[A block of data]
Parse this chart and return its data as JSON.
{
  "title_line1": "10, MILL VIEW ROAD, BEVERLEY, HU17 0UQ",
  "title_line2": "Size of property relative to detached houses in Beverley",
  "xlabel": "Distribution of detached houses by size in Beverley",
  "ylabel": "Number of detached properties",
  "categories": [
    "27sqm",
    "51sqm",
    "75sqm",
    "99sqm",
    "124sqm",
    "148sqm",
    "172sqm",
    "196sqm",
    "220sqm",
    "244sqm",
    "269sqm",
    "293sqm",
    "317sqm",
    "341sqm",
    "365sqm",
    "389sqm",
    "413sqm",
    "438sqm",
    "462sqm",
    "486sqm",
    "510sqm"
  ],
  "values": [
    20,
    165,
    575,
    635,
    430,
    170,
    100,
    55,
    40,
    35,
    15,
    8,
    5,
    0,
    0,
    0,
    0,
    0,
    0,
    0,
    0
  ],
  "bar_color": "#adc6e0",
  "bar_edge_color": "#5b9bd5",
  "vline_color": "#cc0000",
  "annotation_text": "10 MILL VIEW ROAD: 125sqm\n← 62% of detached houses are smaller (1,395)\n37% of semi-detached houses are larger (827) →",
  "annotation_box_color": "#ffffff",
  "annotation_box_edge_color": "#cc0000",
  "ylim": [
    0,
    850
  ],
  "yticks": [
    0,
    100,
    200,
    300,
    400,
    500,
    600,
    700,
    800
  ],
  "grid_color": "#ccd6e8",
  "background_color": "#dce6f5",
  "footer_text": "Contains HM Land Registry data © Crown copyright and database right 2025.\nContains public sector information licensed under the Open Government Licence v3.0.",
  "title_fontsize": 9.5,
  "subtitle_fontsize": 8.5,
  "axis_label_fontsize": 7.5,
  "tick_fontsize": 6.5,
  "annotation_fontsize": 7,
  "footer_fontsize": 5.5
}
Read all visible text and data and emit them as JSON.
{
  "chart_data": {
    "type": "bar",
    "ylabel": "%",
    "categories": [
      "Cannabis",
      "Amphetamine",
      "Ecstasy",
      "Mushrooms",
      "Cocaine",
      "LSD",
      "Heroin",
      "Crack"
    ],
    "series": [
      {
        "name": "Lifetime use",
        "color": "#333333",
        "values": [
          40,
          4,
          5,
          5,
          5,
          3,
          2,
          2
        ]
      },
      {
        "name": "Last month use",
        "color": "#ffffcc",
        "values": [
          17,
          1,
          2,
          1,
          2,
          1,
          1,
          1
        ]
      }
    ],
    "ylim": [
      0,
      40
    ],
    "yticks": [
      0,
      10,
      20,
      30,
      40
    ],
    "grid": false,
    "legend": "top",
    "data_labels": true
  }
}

Exercise details: Could you reproduce every record above exactly as it appears?

Answer for this exercise:
Parse this chart and return its data as JSON.
{
  "title_line1": "10, MILL VIEW ROAD, BEVERLEY, HU17 0UQ",
  "title_line2": "Size of property relative to detached houses in Beverley",
  "xlabel": "Distribution of detached houses by size in Beverley",
  "ylabel": "Number of detached properties",
  "categories": [
    "27sqm",
    "51sqm",
    "75sqm",
    "99sqm",
    "124sqm",
    "148sqm",
    "172sqm",
    "196sqm",
    "220sqm",
    "244sqm",
    "269sqm",
    "293sqm",
    "317sqm",
    "341sqm",
    "365sqm",
    "389sqm",
    "413sqm",
    "438sqm",
    "462sqm",
    "486sqm",
    "510sqm"
  ],
  "values": [
    20,
    165,
    575,
    635,
    430,
    170,
    100,
    55,
    40,
    35,
    15,
    8,
    5,
    0,
    0,
    0,
    0,
    0,
    0,
    0,
    0
  ],
  "bar_color": "#adc6e0",
  "bar_edge_color": "#5b9bd5",
  "vline_color": "#cc0000",
  "annotation_text": "10 MILL VIEW ROAD: 125sqm\n← 62% of detached houses are smaller (1,395)\n37% of semi-detached houses are larger (827) →",
  "annotation_box_color": "#ffffff",
  "annotation_box_edge_color": "#cc0000",
  "ylim": [
    0,
    850
  ],
  "yticks": [
    0,
    100,
    200,
    300,
    400,
    500,
    600,
    700,
    800
  ],
  "grid_color": "#ccd6e8",
  "background_color": "#dce6f5",
  "footer_text": "Contains HM Land Registry data © Crown copyright and database right 2025.\nContains public sector information licensed under the Open Government Licence v3.0.",
  "title_fontsize": 9.5,
  "subtitle_fontsize": 8.5,
  "axis_label_fontsize": 7.5,
  "tick_fontsize": 6.5,
  "annotation_fontsize": 7,
  "footer_fontsize": 5.5
}
Read all visible text and data and emit them as JSON.
{
  "chart_data": {
    "type": "bar",
    "ylabel": "%",
    "categories": [
      "Cannabis",
      "Amphetamine",
      "Ecstasy",
      "Mushrooms",
      "Cocaine",
      "LSD",
      "Heroin",
      "Crack"
    ],
    "series": [
      {
        "name": "Lifetime use",
        "color": "#333333",
        "values": [
          40,
          4,
          5,
          5,
          5,
          3,
          2,
          2
        ]
      },
      {
        "name": "Last month use",
        "color": "#ffffcc",
        "values": [
          17,
          1,
          2,
          1,
          2,
          1,
          1,
          1
        ]
      }
    ],
    "ylim": [
      0,
      40
    ],
    "yticks": [
      0,
      10,
      20,
      30,
      40
    ],
    "grid": false,
    "legend": "top",
    "data_labels": true
  }
}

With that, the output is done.